# WHAT THE EXERCISE ASKS:
Output every record below exactly as it appears.

— start —

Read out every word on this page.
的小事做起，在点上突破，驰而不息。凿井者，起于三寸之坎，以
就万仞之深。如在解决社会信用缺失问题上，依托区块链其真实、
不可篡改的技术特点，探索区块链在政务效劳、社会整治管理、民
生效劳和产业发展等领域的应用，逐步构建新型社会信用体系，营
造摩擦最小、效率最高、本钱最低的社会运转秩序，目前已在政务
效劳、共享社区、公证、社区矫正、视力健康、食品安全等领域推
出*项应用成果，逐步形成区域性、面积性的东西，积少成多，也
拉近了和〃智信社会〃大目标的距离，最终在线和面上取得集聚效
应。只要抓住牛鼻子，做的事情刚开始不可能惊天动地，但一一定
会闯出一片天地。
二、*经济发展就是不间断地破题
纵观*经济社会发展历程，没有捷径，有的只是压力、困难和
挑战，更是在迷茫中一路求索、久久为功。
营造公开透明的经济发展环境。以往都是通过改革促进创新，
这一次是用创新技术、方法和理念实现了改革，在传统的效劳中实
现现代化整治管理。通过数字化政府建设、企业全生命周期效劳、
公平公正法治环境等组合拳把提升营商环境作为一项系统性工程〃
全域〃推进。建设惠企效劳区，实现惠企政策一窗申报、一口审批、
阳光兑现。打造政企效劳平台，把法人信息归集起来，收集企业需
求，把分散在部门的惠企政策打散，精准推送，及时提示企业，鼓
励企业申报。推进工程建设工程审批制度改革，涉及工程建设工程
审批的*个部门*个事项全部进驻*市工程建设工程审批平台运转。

— end —

# EXERCISE OUTPUT:
Read out every word on this page.
的小事做起，在点上突破，驰而不息。凿井者，起于三寸之坎，以
就万仞之深。如在解决社会信用缺失问题上，依托区块链其真实、
不可篡改的技术特点，探索区块链在政务效劳、社会整治管理、民
生效劳和产业发展等领域的应用，逐步构建新型社会信用体系，营
造摩擦最小、效率最高、本钱最低的社会运转秩序，目前已在政务
效劳、共享社区、公证、社区矫正、视力健康、食品安全等领域推
出*项应用成果，逐步形成区域性、面积性的东西，积少成多，也
拉近了和〃智信社会〃大目标的距离，最终在线和面上取得集聚效
应。只要抓住牛鼻子，做的事情刚开始不可能惊天动地，但一一定
会闯出一片天地。
二、*经济发展就是不间断地破题
纵观*经济社会发展历程，没有捷径，有的只是压力、困难和
挑战，更是在迷茫中一路求索、久久为功。
营造公开透明的经济发展环境。以往都是通过改革促进创新，
这一次是用创新技术、方法和理念实现了改革，在传统的效劳中实
现现代化整治管理。通过数字化政府建设、企业全生命周期效劳、
公平公正法治环境等组合拳把提升营商环境作为一项系统性工程〃
全域〃推进。建设惠企效劳区，实现惠企政策一窗申报、一口审批、
阳光兑现。打造政企效劳平台，把法人信息归集起来，收集企业需
求，把分散在部门的惠企政策打散，精准推送，及时提示企业，鼓
励企业申报。推进工程建设工程审批制度改革，涉及工程建设工程
审批的*个部门*个事项全部进驻*市工程建设工程审批平台运转。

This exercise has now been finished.